Count every line that holds the string "Chrome", then give that number alone.
>> begin Provided data
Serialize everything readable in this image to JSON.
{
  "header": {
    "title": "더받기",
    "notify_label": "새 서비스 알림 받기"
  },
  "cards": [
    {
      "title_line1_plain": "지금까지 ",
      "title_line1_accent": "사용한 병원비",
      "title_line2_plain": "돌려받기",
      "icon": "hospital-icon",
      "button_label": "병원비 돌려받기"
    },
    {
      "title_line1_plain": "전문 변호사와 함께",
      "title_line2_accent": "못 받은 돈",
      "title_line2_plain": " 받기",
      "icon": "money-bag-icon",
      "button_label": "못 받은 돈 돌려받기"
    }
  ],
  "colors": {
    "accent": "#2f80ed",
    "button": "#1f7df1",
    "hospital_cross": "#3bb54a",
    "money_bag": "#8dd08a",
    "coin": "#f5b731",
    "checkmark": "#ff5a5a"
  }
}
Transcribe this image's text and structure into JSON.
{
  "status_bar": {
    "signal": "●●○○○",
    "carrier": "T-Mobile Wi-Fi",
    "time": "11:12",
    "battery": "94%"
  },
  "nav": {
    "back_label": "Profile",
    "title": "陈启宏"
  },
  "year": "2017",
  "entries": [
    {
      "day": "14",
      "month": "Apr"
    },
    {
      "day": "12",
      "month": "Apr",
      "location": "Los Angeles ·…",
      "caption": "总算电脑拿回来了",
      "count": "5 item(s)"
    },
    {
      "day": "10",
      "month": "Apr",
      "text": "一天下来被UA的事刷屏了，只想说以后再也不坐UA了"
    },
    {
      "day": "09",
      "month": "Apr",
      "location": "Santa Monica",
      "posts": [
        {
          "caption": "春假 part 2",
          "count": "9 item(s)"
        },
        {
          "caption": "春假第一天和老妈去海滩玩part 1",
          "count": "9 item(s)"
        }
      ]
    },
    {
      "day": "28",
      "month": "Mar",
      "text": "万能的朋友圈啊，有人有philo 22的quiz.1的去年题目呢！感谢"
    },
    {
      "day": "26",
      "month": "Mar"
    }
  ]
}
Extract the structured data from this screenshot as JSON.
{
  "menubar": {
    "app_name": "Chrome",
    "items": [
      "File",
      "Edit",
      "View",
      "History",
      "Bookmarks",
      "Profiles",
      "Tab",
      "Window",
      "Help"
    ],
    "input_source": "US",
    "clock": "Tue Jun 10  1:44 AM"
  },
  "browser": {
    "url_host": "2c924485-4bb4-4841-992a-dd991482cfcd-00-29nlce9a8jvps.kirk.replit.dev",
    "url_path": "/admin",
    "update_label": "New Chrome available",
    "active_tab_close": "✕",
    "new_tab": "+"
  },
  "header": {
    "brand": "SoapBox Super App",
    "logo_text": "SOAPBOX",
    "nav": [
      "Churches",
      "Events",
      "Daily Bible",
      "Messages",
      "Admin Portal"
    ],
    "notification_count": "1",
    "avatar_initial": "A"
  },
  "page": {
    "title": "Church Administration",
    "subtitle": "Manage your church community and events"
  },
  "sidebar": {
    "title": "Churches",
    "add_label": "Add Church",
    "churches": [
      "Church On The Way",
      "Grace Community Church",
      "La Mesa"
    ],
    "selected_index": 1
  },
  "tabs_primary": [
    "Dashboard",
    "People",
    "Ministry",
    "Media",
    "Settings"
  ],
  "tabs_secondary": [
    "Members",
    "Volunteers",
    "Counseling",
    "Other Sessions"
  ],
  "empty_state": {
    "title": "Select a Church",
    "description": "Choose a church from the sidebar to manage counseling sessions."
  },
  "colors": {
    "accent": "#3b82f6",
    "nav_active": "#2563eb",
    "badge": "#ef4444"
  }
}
>> end Provided data
**Result of this task**
2